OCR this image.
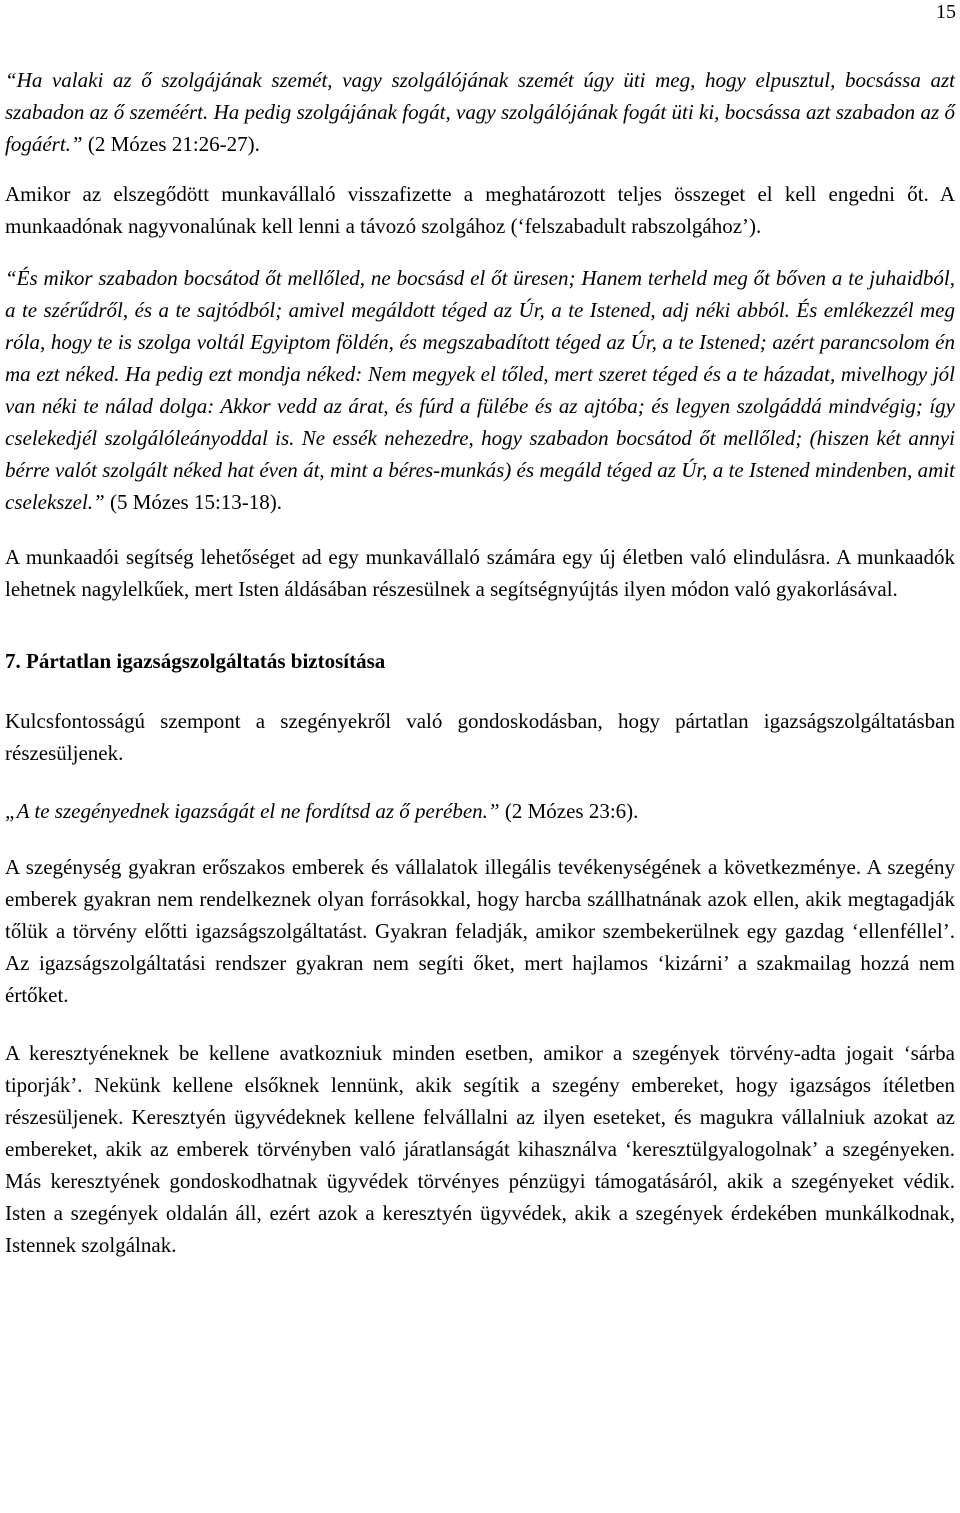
15

“Ha valaki az ő szolgájának szemét, vagy szolgálójának szemét úgy üti meg, hogy elpusztul, bocsássa azt szabadon az ő szeméért. Ha pedig szolgájának fogát, vagy szolgálójának fogát üti ki, bocsássa azt szabadon az ő fogáért.” (2 Mózes 21:26-27).

Amikor az elszegődött munkavállaló visszafizette a meghatározott teljes összeget el kell engedni őt. A munkaadónak nagyvonalúnak kell lenni a távozó szolgához (‘felszabadult rabszolgához’).

“És mikor szabadon bocsátod őt mellőled, ne bocsásd el őt üresen; Hanem terheld meg őt bőven a te juhaidból, a te szérűdről, és a te sajtódból; amivel megáldott téged az Úr, a te Istened, adj néki abból. És emlékezzél meg róla, hogy te is szolga voltál Egyiptom földén, és megszabadított téged az Úr, a te Istened; azért parancsolom én ma ezt néked. Ha pedig ezt mondja néked: Nem megyek el tőled, mert szeret téged és a te házadat, mivelhogy jól van néki te nálad dolga: Akkor vedd az árat, és fúrd a fülébe és az ajtóba; és legyen szolgáddá mindvégig; így cselekedjél szolgálóleányoddal is. Ne essék nehezedre, hogy szabadon bocsátod őt mellőled; (hiszen két annyi bérre valót szolgált néked hat éven át, mint a béres-munkás) és megáld téged az Úr, a te Istened mindenben, amit cselekszel.” (5 Mózes 15:13-18).

A munkaadói segítség lehetőséget ad egy munkavállaló számára egy új életben való elindulásra. A munkaadók lehetnek nagylelkűek, mert Isten áldásában részesülnek a segítségnyújtás ilyen módon való gyakorlásával.

7. Pártatlan igazságszolgáltatás biztosítása

Kulcsfontosságú szempont a szegényekről való gondoskodásban, hogy pártatlan igazságszolgáltatásban részesüljenek.

„A te szegényednek igazságát el ne fordítsd az ő perében.” (2 Mózes 23:6).

A szegénység gyakran erőszakos emberek és vállalatok illegális tevékenységének a következménye. A szegény emberek gyakran nem rendelkeznek olyan forrásokkal, hogy harcba szállhatnának azok ellen, akik megtagadják tőlük a törvény előtti igazságszolgáltatást. Gyakran feladják, amikor szembekerülnek egy gazdag ‘ellenféllel’. Az igazságszolgáltatási rendszer gyakran nem segíti őket, mert hajlamos ‘kizárni’ a szakmailag hozzá nem értőket.

A keresztyéneknek be kellene avatkozniuk minden esetben, amikor a szegények törvény-adta jogait ‘sárba tiporják’. Nekünk kellene elsőknek lennünk, akik segítik a szegény embereket, hogy igazságos ítéletben részesüljenek. Keresztyén ügyvédeknek kellene felvállalni az ilyen eseteket, és magukra vállalniuk azokat az embereket, akik az emberek törvényben való járatlanságát kihasználva ‘keresztülgyalogolnak’ a szegényeken. Más keresztyének gondoskodhatnak ügyvédek törvényes pénzügyi támogatásáról, akik a szegényeket védik. Isten a szegények oldalán áll, ezért azok a keresztyén ügyvédek, akik a szegények érdekében munkálkodnak, Istennek szolgálnak.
━━━━━━━━━━━━━━━━━━━━
▶ THE EXERCISE
Track down the lines that include the word "részesüljenek" and copy them.

▶ RESPONSE TO THIS TASK
Kulcsfontosságú szempont a szegényekről való gondoskodásban, hogy pártatlan igazságszolgáltatásban részesüljenek.
A keresztyéneknek be kellene avatkozniuk minden esetben, amikor a szegények törvény-adta jogait ‘sárba tiporják’. Nekünk kellene elsőknek lennünk, akik segítik a szegény embereket, hogy igazságos ítéletben részesüljenek. Keresztyén ügyvédeknek kellene felvállalni az ilyen eseteket, és magukra vállalniuk azokat az embereket, akik az emberek törvényben való járatlanságát kihasználva ‘keresztülgyalogolnak’ a szegényeken. Más keresztyének gondoskodhatnak ügyvédek törvényes pénzügyi támogatásáról, akik a szegényeket védik. Isten a szegények oldalán áll, ezért azok a keresztyén ügyvédek, akik a szegények érdekében munkálkodnak, Istennek szolgálnak.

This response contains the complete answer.